Copy every record below, exactly as written.

# START OF RECORDS FOR THIS EXERCISE

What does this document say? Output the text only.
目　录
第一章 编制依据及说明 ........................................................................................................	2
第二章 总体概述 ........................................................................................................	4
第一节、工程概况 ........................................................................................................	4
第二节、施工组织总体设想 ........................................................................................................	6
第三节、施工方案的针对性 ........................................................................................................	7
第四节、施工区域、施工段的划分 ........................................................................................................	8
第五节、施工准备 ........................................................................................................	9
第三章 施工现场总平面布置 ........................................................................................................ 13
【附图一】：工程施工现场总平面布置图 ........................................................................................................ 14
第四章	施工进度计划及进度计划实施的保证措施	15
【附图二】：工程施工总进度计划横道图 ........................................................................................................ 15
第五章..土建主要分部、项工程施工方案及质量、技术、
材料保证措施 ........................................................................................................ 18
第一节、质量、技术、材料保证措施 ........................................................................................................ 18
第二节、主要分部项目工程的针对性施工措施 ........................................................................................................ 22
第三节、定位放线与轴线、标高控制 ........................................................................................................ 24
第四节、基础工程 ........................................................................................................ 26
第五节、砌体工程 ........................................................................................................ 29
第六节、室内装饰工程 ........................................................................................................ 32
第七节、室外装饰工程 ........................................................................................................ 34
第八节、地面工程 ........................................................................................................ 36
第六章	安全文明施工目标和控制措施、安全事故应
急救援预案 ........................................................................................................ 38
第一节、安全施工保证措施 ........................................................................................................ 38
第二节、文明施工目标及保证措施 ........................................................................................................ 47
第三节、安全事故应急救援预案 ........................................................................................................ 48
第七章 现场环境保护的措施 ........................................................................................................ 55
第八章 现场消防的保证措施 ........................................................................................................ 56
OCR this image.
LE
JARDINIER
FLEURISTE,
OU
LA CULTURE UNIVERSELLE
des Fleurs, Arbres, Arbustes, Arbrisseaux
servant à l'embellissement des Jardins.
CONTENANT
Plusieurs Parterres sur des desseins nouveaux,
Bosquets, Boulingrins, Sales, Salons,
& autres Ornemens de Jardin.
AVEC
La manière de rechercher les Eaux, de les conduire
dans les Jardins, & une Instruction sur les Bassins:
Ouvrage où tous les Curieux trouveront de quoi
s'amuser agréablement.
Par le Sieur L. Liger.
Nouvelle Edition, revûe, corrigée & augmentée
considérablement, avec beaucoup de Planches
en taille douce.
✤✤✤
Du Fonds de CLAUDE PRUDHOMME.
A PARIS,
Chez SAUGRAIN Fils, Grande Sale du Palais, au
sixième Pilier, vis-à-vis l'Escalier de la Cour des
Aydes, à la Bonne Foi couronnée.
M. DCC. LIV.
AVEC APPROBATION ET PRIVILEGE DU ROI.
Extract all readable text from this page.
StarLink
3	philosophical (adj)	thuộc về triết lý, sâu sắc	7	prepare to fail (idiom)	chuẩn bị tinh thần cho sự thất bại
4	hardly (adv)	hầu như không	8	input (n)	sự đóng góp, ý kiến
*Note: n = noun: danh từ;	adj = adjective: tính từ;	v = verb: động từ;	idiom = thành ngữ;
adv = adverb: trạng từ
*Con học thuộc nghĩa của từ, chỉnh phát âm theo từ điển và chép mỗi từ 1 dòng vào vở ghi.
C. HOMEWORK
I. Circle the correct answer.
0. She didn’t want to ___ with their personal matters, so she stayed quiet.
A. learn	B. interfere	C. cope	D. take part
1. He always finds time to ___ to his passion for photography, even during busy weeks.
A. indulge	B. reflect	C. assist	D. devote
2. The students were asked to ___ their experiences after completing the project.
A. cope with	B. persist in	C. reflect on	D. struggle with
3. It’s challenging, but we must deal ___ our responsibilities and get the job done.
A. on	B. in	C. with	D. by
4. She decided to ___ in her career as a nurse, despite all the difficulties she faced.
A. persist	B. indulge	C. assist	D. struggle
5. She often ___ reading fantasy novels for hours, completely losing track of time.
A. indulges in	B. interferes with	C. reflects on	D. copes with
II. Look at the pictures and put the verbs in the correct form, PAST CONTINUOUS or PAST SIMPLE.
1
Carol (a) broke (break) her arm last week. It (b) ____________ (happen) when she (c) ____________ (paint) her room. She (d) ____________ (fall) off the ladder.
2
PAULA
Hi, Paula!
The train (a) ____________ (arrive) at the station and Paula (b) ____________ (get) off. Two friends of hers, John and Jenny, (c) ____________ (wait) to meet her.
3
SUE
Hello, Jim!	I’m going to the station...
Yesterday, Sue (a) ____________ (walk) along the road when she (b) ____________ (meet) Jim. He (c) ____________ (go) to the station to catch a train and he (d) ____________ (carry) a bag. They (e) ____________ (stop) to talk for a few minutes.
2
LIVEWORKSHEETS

# END OF RECORDS FOR THIS EXERCISE

■ **SOLUTION BELOW**:
What does this document say? Output the text only.
目　录
第一章 编制依据及说明 ........................................................................................................	2
第二章 总体概述 ........................................................................................................	4
第一节、工程概况 ........................................................................................................	4
第二节、施工组织总体设想 ........................................................................................................	6
第三节、施工方案的针对性 ........................................................................................................	7
第四节、施工区域、施工段的划分 ........................................................................................................	8
第五节、施工准备 ........................................................................................................	9
第三章 施工现场总平面布置 ........................................................................................................ 13
【附图一】：工程施工现场总平面布置图 ........................................................................................................ 14
第四章	施工进度计划及进度计划实施的保证措施	15
【附图二】：工程施工总进度计划横道图 ........................................................................................................ 15
第五章..土建主要分部、项工程施工方案及质量、技术、
材料保证措施 ........................................................................................................ 18
第一节、质量、技术、材料保证措施 ........................................................................................................ 18
第二节、主要分部项目工程的针对性施工措施 ........................................................................................................ 22
第三节、定位放线与轴线、标高控制 ........................................................................................................ 24
第四节、基础工程 ........................................................................................................ 26
第五节、砌体工程 ........................................................................................................ 29
第六节、室内装饰工程 ........................................................................................................ 32
第七节、室外装饰工程 ........................................................................................................ 34
第八节、地面工程 ........................................................................................................ 36
第六章	安全文明施工目标和控制措施、安全事故应
急救援预案 ........................................................................................................ 38
第一节、安全施工保证措施 ........................................................................................................ 38
第二节、文明施工目标及保证措施 ........................................................................................................ 47
第三节、安全事故应急救援预案 ........................................................................................................ 48
第七章 现场环境保护的措施 ........................................................................................................ 55
第八章 现场消防的保证措施 ........................................................................................................ 56
OCR this image.
LE
JARDINIER
FLEURISTE,
OU
LA CULTURE UNIVERSELLE
des Fleurs, Arbres, Arbustes, Arbrisseaux
servant à l'embellissement des Jardins.
CONTENANT
Plusieurs Parterres sur des desseins nouveaux,
Bosquets, Boulingrins, Sales, Salons,
& autres Ornemens de Jardin.
AVEC
La manière de rechercher les Eaux, de les conduire
dans les Jardins, & une Instruction sur les Bassins:
Ouvrage où tous les Curieux trouveront de quoi
s'amuser agréablement.
Par le Sieur L. Liger.
Nouvelle Edition, revûe, corrigée & augmentée
considérablement, avec beaucoup de Planches
en taille douce.
✤✤✤
Du Fonds de CLAUDE PRUDHOMME.
A PARIS,
Chez SAUGRAIN Fils, Grande Sale du Palais, au
sixième Pilier, vis-à-vis l'Escalier de la Cour des
Aydes, à la Bonne Foi couronnée.
M. DCC. LIV.
AVEC APPROBATION ET PRIVILEGE DU ROI.
Extract all readable text from this page.
StarLink
3	philosophical (adj)	thuộc về triết lý, sâu sắc	7	prepare to fail (idiom)	chuẩn bị tinh thần cho sự thất bại
4	hardly (adv)	hầu như không	8	input (n)	sự đóng góp, ý kiến
*Note: n = noun: danh từ;	adj = adjective: tính từ;	v = verb: động từ;	idiom = thành ngữ;
adv = adverb: trạng từ
*Con học thuộc nghĩa của từ, chỉnh phát âm theo từ điển và chép mỗi từ 1 dòng vào vở ghi.
C. HOMEWORK
I. Circle the correct answer.
0. She didn’t want to ___ with their personal matters, so she stayed quiet.
A. learn	B. interfere	C. cope	D. take part
1. He always finds time to ___ to his passion for photography, even during busy weeks.
A. indulge	B. reflect	C. assist	D. devote
2. The students were asked to ___ their experiences after completing the project.
A. cope with	B. persist in	C. reflect on	D. struggle with
3. It’s challenging, but we must deal ___ our responsibilities and get the job done.
A. on	B. in	C. with	D. by
4. She decided to ___ in her career as a nurse, despite all the difficulties she faced.
A. persist	B. indulge	C. assist	D. struggle
5. She often ___ reading fantasy novels for hours, completely losing track of time.
A. indulges in	B. interferes with	C. reflects on	D. copes with
II. Look at the pictures and put the verbs in the correct form, PAST CONTINUOUS or PAST SIMPLE.
1
Carol (a) broke (break) her arm last week. It (b) ____________ (happen) when she (c) ____________ (paint) her room. She (d) ____________ (fall) off the ladder.
2
PAULA
Hi, Paula!
The train (a) ____________ (arrive) at the station and Paula (b) ____________ (get) off. Two friends of hers, John and Jenny, (c) ____________ (wait) to meet her.
3
SUE
Hello, Jim!	I’m going to the station...
Yesterday, Sue (a) ____________ (walk) along the road when she (b) ____________ (meet) Jim. He (c) ____________ (go) to the station to catch a train and he (d) ____________ (carry) a bag. They (e) ____________ (stop) to talk for a few minutes.
2
LIVEWORKSHEETS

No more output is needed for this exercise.